Begin ENTRIES PROVIDED

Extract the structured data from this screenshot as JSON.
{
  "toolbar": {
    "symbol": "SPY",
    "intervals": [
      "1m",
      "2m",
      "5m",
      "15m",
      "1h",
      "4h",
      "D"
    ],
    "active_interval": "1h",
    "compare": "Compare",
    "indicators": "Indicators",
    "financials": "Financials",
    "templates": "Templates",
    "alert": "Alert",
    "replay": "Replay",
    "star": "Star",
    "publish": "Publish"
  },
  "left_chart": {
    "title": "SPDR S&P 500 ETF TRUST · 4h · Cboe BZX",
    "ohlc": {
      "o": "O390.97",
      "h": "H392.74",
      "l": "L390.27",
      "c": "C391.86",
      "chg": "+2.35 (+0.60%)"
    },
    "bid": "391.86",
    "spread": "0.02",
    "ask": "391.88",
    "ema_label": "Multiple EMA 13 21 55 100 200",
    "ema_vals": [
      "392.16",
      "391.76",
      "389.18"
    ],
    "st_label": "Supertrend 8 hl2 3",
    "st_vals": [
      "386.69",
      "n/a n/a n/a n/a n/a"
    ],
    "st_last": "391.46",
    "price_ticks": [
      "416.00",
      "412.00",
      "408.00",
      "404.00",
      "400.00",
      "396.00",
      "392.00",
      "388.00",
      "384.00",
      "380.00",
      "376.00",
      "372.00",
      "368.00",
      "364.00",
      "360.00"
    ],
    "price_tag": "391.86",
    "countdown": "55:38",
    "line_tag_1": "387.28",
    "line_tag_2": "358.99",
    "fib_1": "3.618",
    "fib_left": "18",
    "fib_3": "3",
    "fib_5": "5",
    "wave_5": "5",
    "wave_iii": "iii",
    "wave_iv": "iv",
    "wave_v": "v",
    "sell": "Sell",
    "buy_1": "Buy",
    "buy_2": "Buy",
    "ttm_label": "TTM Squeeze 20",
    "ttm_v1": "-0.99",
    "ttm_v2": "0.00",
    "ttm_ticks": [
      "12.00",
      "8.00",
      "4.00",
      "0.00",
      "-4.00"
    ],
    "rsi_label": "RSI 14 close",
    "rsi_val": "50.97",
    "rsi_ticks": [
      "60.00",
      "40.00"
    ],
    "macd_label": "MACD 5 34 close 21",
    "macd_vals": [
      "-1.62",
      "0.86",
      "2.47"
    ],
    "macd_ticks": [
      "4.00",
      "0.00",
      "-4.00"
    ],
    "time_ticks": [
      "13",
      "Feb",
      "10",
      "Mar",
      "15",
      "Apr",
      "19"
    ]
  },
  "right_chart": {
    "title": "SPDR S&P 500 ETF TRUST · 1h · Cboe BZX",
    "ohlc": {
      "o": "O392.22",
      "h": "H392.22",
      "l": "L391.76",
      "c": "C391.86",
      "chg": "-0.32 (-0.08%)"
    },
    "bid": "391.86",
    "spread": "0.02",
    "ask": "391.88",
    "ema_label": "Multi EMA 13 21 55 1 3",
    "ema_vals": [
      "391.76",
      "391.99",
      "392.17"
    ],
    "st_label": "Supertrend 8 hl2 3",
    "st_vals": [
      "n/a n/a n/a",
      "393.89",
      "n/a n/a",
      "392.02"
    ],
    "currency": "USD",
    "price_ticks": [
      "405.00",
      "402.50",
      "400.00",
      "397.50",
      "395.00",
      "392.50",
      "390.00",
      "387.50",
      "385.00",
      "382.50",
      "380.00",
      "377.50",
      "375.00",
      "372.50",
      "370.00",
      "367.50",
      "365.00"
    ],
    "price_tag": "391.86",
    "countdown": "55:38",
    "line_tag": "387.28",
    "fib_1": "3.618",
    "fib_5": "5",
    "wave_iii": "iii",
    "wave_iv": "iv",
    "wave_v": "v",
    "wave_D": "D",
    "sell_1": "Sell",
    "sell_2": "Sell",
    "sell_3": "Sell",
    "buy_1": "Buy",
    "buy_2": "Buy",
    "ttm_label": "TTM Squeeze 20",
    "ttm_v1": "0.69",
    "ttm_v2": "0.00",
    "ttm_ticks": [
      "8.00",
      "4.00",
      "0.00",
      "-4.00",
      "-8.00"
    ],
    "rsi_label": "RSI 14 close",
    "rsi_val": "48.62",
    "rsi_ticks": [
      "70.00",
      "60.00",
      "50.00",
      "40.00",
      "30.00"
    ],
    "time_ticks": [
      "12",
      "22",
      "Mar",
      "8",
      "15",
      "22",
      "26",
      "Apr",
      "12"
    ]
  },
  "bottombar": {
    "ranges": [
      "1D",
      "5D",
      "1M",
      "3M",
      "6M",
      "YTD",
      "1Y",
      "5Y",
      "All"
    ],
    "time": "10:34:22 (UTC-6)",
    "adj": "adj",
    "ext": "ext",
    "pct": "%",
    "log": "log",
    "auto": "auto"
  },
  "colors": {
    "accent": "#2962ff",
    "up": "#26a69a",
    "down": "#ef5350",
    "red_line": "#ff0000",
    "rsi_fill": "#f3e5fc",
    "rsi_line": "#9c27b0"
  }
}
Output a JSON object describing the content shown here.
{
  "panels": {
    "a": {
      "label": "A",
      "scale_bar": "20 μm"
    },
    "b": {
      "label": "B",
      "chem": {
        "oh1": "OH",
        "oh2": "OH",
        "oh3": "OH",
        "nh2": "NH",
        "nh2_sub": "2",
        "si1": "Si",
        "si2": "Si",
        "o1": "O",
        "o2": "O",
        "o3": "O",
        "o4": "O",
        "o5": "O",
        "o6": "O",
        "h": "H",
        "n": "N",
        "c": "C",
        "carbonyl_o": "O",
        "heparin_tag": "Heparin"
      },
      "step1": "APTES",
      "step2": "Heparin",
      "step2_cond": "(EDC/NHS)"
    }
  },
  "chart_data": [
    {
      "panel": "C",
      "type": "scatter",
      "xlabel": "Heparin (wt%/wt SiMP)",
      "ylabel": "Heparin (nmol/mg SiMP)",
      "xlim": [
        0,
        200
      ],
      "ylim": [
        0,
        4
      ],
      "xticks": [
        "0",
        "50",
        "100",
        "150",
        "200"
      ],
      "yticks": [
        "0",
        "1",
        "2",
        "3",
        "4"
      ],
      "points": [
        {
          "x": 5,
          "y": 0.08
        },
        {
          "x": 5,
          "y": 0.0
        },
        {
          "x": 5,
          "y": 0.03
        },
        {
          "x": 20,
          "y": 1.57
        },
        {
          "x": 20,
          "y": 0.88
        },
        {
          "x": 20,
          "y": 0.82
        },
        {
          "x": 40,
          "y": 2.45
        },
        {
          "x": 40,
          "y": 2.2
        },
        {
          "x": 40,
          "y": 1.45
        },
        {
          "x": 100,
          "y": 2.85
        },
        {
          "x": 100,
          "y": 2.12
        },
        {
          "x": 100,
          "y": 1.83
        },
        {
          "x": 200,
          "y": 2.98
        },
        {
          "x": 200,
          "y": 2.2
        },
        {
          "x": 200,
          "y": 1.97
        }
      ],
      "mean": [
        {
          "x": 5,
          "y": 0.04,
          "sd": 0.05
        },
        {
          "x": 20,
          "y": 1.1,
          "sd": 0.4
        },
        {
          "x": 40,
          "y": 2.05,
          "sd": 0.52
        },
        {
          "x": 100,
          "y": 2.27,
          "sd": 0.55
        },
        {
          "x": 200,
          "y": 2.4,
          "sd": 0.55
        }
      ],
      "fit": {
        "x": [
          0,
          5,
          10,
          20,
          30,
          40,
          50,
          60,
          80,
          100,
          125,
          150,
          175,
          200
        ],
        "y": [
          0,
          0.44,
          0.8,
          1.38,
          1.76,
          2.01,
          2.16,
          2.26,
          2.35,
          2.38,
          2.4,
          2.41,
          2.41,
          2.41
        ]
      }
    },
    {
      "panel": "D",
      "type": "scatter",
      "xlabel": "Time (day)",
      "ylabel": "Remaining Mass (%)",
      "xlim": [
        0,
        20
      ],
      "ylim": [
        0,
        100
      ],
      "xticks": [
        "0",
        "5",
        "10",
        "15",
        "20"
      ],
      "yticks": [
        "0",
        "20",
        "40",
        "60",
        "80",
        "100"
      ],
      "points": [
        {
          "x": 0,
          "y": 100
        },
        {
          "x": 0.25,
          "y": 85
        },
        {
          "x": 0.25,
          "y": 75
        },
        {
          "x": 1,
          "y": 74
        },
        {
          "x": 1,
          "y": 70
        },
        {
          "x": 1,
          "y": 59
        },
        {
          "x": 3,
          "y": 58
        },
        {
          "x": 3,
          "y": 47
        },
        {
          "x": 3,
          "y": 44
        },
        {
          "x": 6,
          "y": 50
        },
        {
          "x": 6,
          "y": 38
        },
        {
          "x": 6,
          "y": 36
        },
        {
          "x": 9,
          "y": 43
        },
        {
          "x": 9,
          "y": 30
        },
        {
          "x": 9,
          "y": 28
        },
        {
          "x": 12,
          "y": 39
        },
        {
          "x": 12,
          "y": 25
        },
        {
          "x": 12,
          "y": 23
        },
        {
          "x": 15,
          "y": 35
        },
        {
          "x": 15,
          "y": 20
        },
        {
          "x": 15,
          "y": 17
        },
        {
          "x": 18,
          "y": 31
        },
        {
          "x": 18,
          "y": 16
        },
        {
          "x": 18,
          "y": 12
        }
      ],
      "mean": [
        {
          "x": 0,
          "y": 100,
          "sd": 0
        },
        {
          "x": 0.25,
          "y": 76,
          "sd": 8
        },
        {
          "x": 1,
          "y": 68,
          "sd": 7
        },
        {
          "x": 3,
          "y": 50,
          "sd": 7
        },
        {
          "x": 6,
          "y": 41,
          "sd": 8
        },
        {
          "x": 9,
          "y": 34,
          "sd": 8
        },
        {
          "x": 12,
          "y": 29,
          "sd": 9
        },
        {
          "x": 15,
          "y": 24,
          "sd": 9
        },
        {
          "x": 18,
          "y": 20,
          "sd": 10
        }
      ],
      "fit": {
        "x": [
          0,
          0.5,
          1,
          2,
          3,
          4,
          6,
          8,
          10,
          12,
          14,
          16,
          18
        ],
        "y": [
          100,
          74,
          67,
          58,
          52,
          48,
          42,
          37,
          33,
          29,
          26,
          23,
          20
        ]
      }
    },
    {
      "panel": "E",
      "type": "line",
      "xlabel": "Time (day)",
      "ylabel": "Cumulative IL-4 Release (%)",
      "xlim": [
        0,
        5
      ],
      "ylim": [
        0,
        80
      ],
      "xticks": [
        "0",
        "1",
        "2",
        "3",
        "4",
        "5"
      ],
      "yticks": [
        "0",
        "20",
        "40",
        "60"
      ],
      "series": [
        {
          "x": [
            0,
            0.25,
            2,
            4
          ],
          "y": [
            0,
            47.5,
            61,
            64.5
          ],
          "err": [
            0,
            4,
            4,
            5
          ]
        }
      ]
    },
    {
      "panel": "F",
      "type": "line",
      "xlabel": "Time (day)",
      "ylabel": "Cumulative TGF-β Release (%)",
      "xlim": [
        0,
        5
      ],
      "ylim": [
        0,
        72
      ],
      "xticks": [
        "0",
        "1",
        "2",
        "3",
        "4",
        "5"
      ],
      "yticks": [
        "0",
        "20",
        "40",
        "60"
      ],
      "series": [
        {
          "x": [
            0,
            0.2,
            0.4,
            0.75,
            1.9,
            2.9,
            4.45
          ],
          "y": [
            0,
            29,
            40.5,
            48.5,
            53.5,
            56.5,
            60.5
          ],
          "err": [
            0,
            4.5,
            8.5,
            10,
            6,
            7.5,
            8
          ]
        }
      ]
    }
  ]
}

End ENTRIES PROVIDED

-- EXERCISE TASK --
Your task is to pick out every line with the string "Cumulative" and copy it.

-- TASK RESPONSE --
      "ylabel": "Cumulative IL-4 Release (%)",
      "ylabel": "Cumulative TGF-β Release (%)",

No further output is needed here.